Requirement:
Give a verbatim copy of the lines below, minus the pictures.

Dataset items
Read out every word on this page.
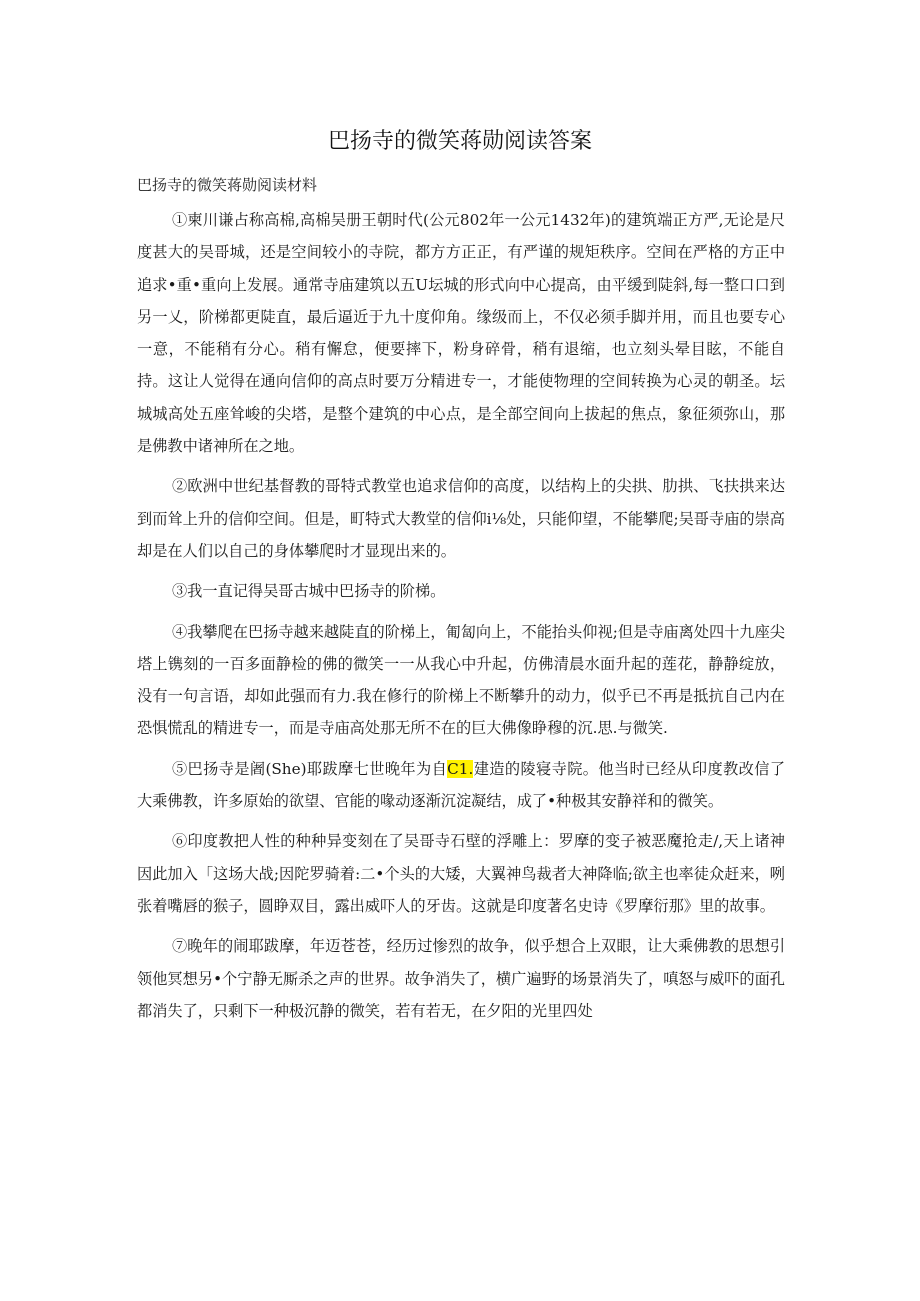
巴扬寺的微笑蒋勋阅读答案

巴扬寺的微笑蒋勋阅读材料

①柬川谦占称高棉,高棉吴册王朝时代(公元802年一公元1432年)的建筑端正方严,无论是尺度甚大的吴哥城，还是空间较小的寺院，都方方正正，有严谨的规矩秩序。空间在严格的方正中追求•重•重向上发展。通常寺庙建筑以五U坛城的形式向中心提高，由平缓到陡斜,每一整口口到另一乂，阶梯都更陡直，最后逼近于九十度仰角。缘级而上，不仅必须手脚并用，而且也要专心一意，不能稍有分心。稍有懈怠，便要摔下，粉身碎骨，稍有退缩，也立刻头晕目眩，不能自持。这让人觉得在通向信仰的高点时要万分精进专一，才能使物理的空间转换为心灵的朝圣。坛城城高处五座耸峻的尖塔，是整个建筑的中心点，是全部空间向上拔起的焦点，象征须弥山，那是佛教中诸神所在之地。

②欧洲中世纪基督教的哥特式教堂也追求信仰的高度，以结构上的尖拱、肋拱、飞扶拱来达到而耸上升的信仰空间。但是，町特式大教堂的信仰i⅛处，只能仰望，不能攀爬;吴哥寺庙的崇高却是在人们以自己的身体攀爬时才显现出来的。

③我一直记得吴哥古城中巴扬寺的阶梯。

④我攀爬在巴扬寺越来越陡直的阶梯上，匍匐向上，不能抬头仰视;但是寺庙离处四十九座尖塔上镌刻的一百多面静检的佛的微笑一一从我心中升起，仿佛清晨水面升起的莲花，静静绽放，没有一句言语，却如此强而有力.我在修行的阶梯上不断攀升的动力，似乎已不再是抵抗自己内在恐惧慌乱的精进专一，而是寺庙高处那无所不在的巨大佛像睁穆的沉.思.与微笑.

⑤巴扬寺是阇(She)耶跋摩七世晚年为自C1.建造的陵寝寺院。他当时已经从印度教改信了大乘佛教，许多原始的欲望、官能的喙动逐渐沉淀凝结，成了•种极其安静祥和的微笑。

⑥印度教把人性的种种异变刻在了吴哥寺石壁的浮雕上：罗摩的变子被恶魔抢走/,天上诸神因此加入「这场大战;因陀罗骑着:二•个头的大矮，大翼神鸟裁者大神降临;欲主也率徒众赶来，咧张着嘴唇的猴子，圆睁双目，露出威吓人的牙齿。这就是印度著名史诗《罗摩衍那》里的故事。

⑦晚年的闹耶跋摩，年迈苍苍，经历过惨烈的故争，似乎想合上双眼，让大乘佛教的思想引领他冥想另•个宁静无厮杀之声的世界。故争消失了，横广遍野的场景消失了，嗔怒与威吓的面孔都消失了，只剩下一种极沉静的微笑，若有若无，在夕阳的光里四处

Correct answer:
Read out every word on this page.
巴扬寺的微笑蒋勋阅读答案

巴扬寺的微笑蒋勋阅读材料

①柬川谦占称高棉,高棉吴册王朝时代(公元802年一公元1432年)的建筑端正方严,无论是尺度甚大的吴哥城，还是空间较小的寺院，都方方正正，有严谨的规矩秩序。空间在严格的方正中追求•重•重向上发展。通常寺庙建筑以五U坛城的形式向中心提高，由平缓到陡斜,每一整口口到另一乂，阶梯都更陡直，最后逼近于九十度仰角。缘级而上，不仅必须手脚并用，而且也要专心一意，不能稍有分心。稍有懈怠，便要摔下，粉身碎骨，稍有退缩，也立刻头晕目眩，不能自持。这让人觉得在通向信仰的高点时要万分精进专一，才能使物理的空间转换为心灵的朝圣。坛城城高处五座耸峻的尖塔，是整个建筑的中心点，是全部空间向上拔起的焦点，象征须弥山，那是佛教中诸神所在之地。

②欧洲中世纪基督教的哥特式教堂也追求信仰的高度，以结构上的尖拱、肋拱、飞扶拱来达到而耸上升的信仰空间。但是，町特式大教堂的信仰i⅛处，只能仰望，不能攀爬;吴哥寺庙的崇高却是在人们以自己的身体攀爬时才显现出来的。

③我一直记得吴哥古城中巴扬寺的阶梯。

④我攀爬在巴扬寺越来越陡直的阶梯上，匍匐向上，不能抬头仰视;但是寺庙离处四十九座尖塔上镌刻的一百多面静检的佛的微笑一一从我心中升起，仿佛清晨水面升起的莲花，静静绽放，没有一句言语，却如此强而有力.我在修行的阶梯上不断攀升的动力，似乎已不再是抵抗自己内在恐惧慌乱的精进专一，而是寺庙高处那无所不在的巨大佛像睁穆的沉.思.与微笑.

⑤巴扬寺是阇(She)耶跋摩七世晚年为自C1.建造的陵寝寺院。他当时已经从印度教改信了大乘佛教，许多原始的欲望、官能的喙动逐渐沉淀凝结，成了•种极其安静祥和的微笑。

⑥印度教把人性的种种异变刻在了吴哥寺石壁的浮雕上：罗摩的变子被恶魔抢走/,天上诸神因此加入「这场大战;因陀罗骑着:二•个头的大矮，大翼神鸟裁者大神降临;欲主也率徒众赶来，咧张着嘴唇的猴子，圆睁双目，露出威吓人的牙齿。这就是印度著名史诗《罗摩衍那》里的故事。

⑦晚年的闹耶跋摩，年迈苍苍，经历过惨烈的故争，似乎想合上双眼，让大乘佛教的思想引领他冥想另•个宁静无厮杀之声的世界。故争消失了，横广遍野的场景消失了，嗔怒与威吓的面孔都消失了，只剩下一种极沉静的微笑，若有若无，在夕阳的光里四处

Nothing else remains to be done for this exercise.